━━━ Provided data ━━━

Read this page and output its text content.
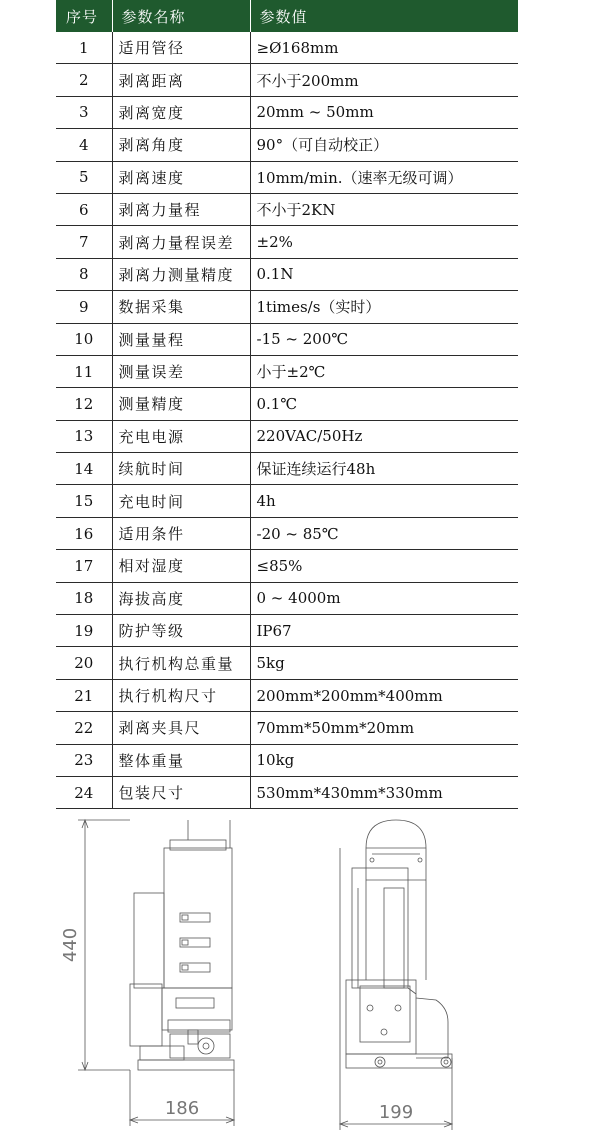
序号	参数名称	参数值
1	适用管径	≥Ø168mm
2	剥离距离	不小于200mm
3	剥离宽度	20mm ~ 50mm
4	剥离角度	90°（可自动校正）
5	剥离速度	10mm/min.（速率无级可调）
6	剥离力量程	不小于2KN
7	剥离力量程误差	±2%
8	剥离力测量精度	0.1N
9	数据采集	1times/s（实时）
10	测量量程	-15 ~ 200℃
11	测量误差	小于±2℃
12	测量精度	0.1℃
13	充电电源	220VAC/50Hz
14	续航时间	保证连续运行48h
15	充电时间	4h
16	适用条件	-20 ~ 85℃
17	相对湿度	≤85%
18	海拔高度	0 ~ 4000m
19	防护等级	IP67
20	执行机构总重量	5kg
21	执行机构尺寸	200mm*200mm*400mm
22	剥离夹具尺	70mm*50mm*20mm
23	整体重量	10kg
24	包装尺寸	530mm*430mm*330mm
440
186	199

━━━

What this task involves
Give all the lines above again, character for character, without pictures.

In response
Read this page and output its text content.
序号	参数名称	参数值
1	适用管径	≥Ø168mm
2	剥离距离	不小于200mm
3	剥离宽度	20mm ~ 50mm
4	剥离角度	90°（可自动校正）
5	剥离速度	10mm/min.（速率无级可调）
6	剥离力量程	不小于2KN
7	剥离力量程误差	±2%
8	剥离力测量精度	0.1N
9	数据采集	1times/s（实时）
10	测量量程	-15 ~ 200℃
11	测量误差	小于±2℃
12	测量精度	0.1℃
13	充电电源	220VAC/50Hz
14	续航时间	保证连续运行48h
15	充电时间	4h
16	适用条件	-20 ~ 85℃
17	相对湿度	≤85%
18	海拔高度	0 ~ 4000m
19	防护等级	IP67
20	执行机构总重量	5kg
21	执行机构尺寸	200mm*200mm*400mm
22	剥离夹具尺	70mm*50mm*20mm
23	整体重量	10kg
24	包装尺寸	530mm*430mm*330mm
440
186	199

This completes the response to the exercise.